Records about charts and figures:
================================
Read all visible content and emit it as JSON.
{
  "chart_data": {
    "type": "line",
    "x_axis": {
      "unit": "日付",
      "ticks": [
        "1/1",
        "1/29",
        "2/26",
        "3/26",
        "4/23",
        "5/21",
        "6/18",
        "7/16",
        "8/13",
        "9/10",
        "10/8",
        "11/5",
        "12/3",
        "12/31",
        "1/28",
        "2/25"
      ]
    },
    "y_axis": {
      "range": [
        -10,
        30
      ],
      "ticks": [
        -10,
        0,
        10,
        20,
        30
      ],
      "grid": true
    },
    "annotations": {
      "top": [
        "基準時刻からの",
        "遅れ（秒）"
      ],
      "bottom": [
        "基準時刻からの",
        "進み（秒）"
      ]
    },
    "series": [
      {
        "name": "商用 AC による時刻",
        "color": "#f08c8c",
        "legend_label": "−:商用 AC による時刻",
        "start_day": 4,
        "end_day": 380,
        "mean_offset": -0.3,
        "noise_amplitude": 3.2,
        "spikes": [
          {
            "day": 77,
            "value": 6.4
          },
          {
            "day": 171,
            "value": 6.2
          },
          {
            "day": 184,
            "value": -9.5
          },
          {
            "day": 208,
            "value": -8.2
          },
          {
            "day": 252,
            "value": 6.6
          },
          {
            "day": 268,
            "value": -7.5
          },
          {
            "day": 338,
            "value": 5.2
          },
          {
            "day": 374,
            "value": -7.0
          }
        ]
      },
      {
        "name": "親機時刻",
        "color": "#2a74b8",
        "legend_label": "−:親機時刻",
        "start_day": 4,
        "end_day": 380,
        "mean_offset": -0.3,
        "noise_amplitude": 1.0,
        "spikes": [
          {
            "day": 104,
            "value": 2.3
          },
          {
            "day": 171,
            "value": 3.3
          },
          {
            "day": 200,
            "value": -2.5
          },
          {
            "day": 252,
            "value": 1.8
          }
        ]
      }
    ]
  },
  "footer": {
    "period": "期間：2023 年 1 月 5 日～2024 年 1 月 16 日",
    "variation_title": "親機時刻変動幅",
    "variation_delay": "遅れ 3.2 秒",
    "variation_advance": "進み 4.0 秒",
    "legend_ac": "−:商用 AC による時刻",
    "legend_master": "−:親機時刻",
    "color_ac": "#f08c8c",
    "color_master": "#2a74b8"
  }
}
================================
§ Task to complete
All of the material above needs to be retyped word for word.

§ Complete response
Read all visible content and emit it as JSON.
{
  "chart_data": {
    "type": "line",
    "x_axis": {
      "unit": "日付",
      "ticks": [
        "1/1",
        "1/29",
        "2/26",
        "3/26",
        "4/23",
        "5/21",
        "6/18",
        "7/16",
        "8/13",
        "9/10",
        "10/8",
        "11/5",
        "12/3",
        "12/31",
        "1/28",
        "2/25"
      ]
    },
    "y_axis": {
      "range": [
        -10,
        30
      ],
      "ticks": [
        -10,
        0,
        10,
        20,
        30
      ],
      "grid": true
    },
    "annotations": {
      "top": [
        "基準時刻からの",
        "遅れ（秒）"
      ],
      "bottom": [
        "基準時刻からの",
        "進み（秒）"
      ]
    },
    "series": [
      {
        "name": "商用 AC による時刻",
        "color": "#f08c8c",
        "legend_label": "−:商用 AC による時刻",
        "start_day": 4,
        "end_day": 380,
        "mean_offset": -0.3,
        "noise_amplitude": 3.2,
        "spikes": [
          {
            "day": 77,
            "value": 6.4
          },
          {
            "day": 171,
            "value": 6.2
          },
          {
            "day": 184,
            "value": -9.5
          },
          {
            "day": 208,
            "value": -8.2
          },
          {
            "day": 252,
            "value": 6.6
          },
          {
            "day": 268,
            "value": -7.5
          },
          {
            "day": 338,
            "value": 5.2
          },
          {
            "day": 374,
            "value": -7.0
          }
        ]
      },
      {
        "name": "親機時刻",
        "color": "#2a74b8",
        "legend_label": "−:親機時刻",
        "start_day": 4,
        "end_day": 380,
        "mean_offset": -0.3,
        "noise_amplitude": 1.0,
        "spikes": [
          {
            "day": 104,
            "value": 2.3
          },
          {
            "day": 171,
            "value": 3.3
          },
          {
            "day": 200,
            "value": -2.5
          },
          {
            "day": 252,
            "value": 1.8
          }
        ]
      }
    ]
  },
  "footer": {
    "period": "期間：2023 年 1 月 5 日～2024 年 1 月 16 日",
    "variation_title": "親機時刻変動幅",
    "variation_delay": "遅れ 3.2 秒",
    "variation_advance": "進み 4.0 秒",
    "legend_ac": "−:商用 AC による時刻",
    "legend_master": "−:親機時刻",
    "color_ac": "#f08c8c",
    "color_master": "#2a74b8"
  }
}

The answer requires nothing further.